=== To do ===
Write out the records below word for word, please.

=== Task inputs ===
※
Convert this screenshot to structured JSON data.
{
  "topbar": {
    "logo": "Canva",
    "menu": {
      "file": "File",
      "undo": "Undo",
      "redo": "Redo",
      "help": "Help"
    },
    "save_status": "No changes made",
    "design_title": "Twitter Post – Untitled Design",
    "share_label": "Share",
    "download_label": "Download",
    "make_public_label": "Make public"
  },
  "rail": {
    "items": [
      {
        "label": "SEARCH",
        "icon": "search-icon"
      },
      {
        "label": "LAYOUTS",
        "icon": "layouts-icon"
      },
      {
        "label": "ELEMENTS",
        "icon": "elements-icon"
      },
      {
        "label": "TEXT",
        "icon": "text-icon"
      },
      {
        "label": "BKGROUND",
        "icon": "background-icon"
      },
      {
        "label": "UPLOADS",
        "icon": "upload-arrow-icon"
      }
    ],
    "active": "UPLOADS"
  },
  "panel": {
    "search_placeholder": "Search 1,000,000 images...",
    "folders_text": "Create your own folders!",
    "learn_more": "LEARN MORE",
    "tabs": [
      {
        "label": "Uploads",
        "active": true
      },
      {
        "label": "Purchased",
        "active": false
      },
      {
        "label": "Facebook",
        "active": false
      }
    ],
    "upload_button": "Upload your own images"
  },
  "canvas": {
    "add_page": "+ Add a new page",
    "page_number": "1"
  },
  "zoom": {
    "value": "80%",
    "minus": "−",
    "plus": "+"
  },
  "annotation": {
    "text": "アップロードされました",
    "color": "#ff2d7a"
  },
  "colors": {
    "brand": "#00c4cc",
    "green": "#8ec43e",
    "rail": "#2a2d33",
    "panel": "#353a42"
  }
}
※
=== Exercise result ===
Convert this screenshot to structured JSON data.
{
  "topbar": {
    "logo": "Canva",
    "menu": {
      "file": "File",
      "undo": "Undo",
      "redo": "Redo",
      "help": "Help"
    },
    "save_status": "No changes made",
    "design_title": "Twitter Post – Untitled Design",
    "share_label": "Share",
    "download_label": "Download",
    "make_public_label": "Make public"
  },
  "rail": {
    "items": [
      {
        "label": "SEARCH",
        "icon": "search-icon"
      },
      {
        "label": "LAYOUTS",
        "icon": "layouts-icon"
      },
      {
        "label": "ELEMENTS",
        "icon": "elements-icon"
      },
      {
        "label": "TEXT",
        "icon": "text-icon"
      },
      {
        "label": "BKGROUND",
        "icon": "background-icon"
      },
      {
        "label": "UPLOADS",
        "icon": "upload-arrow-icon"
      }
    ],
    "active": "UPLOADS"
  },
  "panel": {
    "search_placeholder": "Search 1,000,000 images...",
    "folders_text": "Create your own folders!",
    "learn_more": "LEARN MORE",
    "tabs": [
      {
        "label": "Uploads",
        "active": true
      },
      {
        "label": "Purchased",
        "active": false
      },
      {
        "label": "Facebook",
        "active": false
      }
    ],
    "upload_button": "Upload your own images"
  },
  "canvas": {
    "add_page": "+ Add a new page",
    "page_number": "1"
  },
  "zoom": {
    "value": "80%",
    "minus": "−",
    "plus": "+"
  },
  "annotation": {
    "text": "アップロードされました",
    "color": "#ff2d7a"
  },
  "colors": {
    "brand": "#00c4cc",
    "green": "#8ec43e",
    "rail": "#2a2d33",
    "panel": "#353a42"
  }
}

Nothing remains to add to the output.